**PROBLEM DETAILS:** From the listing below, return each line that includes "Λόγος".

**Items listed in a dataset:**
================================

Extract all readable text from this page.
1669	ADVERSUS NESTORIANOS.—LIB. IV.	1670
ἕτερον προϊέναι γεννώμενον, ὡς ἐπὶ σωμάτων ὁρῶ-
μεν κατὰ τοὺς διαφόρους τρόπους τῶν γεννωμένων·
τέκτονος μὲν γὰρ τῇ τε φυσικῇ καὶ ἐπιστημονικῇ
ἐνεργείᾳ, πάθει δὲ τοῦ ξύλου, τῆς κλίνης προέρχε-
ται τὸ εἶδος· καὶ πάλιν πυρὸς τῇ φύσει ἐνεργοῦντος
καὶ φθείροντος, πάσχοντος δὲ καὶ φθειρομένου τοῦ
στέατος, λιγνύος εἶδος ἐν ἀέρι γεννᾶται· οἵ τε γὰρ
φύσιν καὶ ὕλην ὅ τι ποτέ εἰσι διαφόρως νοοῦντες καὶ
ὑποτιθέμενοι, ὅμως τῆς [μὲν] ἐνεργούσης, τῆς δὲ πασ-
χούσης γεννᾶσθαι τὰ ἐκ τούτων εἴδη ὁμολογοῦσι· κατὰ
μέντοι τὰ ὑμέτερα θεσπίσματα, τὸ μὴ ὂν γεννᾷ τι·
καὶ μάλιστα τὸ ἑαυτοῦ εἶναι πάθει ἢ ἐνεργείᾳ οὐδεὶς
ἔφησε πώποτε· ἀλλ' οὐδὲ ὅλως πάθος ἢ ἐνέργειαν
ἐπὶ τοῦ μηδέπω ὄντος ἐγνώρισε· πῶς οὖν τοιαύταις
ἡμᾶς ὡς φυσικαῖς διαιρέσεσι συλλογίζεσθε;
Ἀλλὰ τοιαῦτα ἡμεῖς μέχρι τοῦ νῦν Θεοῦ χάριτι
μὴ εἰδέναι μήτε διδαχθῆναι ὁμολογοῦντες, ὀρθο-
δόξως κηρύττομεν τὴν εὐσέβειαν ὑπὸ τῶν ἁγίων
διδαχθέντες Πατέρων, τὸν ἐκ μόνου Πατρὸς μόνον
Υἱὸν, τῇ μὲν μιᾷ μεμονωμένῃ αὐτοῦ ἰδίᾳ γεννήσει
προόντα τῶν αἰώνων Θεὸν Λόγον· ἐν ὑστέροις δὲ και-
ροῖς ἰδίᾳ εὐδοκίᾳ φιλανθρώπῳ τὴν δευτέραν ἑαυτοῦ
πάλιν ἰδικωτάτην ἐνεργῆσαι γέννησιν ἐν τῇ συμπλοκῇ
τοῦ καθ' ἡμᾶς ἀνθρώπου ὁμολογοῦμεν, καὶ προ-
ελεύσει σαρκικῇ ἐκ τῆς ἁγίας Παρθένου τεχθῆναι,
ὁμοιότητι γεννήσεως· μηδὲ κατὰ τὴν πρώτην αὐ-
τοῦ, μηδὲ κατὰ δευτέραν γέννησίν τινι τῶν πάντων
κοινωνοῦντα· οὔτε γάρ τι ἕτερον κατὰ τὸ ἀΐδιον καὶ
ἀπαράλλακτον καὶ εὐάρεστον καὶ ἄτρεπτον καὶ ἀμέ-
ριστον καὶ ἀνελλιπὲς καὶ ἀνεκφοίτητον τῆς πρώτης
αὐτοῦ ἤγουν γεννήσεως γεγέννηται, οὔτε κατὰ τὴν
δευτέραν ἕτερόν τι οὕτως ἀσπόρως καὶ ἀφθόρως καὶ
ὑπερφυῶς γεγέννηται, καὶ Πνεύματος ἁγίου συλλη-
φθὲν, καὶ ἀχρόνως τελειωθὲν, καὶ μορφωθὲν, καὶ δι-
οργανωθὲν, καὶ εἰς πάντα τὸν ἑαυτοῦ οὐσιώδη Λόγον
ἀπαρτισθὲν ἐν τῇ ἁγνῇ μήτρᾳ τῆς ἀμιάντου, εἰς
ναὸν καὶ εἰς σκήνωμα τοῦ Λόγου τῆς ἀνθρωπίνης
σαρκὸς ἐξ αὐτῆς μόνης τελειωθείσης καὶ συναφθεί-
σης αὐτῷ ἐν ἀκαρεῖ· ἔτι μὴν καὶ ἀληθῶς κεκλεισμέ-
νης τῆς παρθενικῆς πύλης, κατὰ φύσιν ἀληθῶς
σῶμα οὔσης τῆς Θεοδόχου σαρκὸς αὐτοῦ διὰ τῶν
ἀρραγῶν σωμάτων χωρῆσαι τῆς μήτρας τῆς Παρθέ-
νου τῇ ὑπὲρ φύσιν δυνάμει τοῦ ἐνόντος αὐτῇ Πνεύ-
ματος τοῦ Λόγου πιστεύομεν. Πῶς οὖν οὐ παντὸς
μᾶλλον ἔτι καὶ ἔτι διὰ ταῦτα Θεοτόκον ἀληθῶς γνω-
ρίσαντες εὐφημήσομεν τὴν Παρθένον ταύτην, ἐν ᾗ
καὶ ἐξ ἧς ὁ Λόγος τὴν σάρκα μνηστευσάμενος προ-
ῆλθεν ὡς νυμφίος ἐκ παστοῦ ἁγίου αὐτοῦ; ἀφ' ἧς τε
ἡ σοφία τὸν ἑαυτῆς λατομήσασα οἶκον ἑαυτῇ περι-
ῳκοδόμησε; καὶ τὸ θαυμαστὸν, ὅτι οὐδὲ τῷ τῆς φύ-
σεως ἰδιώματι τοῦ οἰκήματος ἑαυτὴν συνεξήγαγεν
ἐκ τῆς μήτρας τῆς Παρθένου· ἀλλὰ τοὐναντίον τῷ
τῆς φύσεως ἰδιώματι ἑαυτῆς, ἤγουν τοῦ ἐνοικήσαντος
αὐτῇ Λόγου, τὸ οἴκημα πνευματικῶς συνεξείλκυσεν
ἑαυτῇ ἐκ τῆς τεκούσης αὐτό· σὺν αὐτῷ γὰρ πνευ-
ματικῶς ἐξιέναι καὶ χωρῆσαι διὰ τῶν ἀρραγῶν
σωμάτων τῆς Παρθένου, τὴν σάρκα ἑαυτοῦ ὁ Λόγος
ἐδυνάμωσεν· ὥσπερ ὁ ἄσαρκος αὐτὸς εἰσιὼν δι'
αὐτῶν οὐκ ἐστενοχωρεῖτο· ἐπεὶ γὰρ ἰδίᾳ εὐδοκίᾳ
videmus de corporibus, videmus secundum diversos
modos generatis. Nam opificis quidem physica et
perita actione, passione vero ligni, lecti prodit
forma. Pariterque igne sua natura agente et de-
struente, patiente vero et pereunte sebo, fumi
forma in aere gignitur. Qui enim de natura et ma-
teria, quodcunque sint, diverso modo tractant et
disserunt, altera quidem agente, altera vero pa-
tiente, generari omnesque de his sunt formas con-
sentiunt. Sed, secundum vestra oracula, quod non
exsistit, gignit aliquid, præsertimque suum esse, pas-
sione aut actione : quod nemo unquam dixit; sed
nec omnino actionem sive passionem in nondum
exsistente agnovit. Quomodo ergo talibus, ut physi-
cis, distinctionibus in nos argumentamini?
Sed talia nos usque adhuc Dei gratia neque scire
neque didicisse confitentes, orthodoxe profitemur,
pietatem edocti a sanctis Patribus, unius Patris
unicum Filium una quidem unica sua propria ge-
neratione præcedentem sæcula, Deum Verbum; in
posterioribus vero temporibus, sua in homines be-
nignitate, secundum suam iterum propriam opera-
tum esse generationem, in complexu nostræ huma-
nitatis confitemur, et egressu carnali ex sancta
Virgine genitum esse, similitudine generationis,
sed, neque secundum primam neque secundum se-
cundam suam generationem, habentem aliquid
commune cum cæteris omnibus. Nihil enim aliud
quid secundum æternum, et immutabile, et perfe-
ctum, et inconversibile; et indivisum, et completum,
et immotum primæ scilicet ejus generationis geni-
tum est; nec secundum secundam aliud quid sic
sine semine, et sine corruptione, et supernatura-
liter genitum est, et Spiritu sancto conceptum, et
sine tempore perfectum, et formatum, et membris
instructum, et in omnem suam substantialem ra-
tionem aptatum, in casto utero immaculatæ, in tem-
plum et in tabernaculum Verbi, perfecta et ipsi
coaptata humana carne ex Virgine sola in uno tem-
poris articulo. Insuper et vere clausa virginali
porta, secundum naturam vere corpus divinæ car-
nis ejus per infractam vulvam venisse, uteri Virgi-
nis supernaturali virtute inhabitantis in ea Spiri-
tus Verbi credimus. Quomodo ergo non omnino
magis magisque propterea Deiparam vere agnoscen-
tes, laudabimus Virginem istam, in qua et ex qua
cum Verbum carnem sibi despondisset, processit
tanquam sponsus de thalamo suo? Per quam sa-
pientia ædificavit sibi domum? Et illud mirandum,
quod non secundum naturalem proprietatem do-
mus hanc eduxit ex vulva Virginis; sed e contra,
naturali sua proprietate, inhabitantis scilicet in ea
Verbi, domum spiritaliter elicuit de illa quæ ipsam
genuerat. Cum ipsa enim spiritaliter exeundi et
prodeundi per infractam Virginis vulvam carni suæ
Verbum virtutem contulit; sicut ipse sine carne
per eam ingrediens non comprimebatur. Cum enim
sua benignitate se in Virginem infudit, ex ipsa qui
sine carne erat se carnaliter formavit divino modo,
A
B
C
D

================================

**FINAL ANSWER:**
καὶ ἐξ ἧς ὁ Λόγος τὴν σάρκα μνηστευσάμενος προ-
σωμάτων τῆς Παρθένου, τὴν σάρκα ἑαυτοῦ ὁ Λόγος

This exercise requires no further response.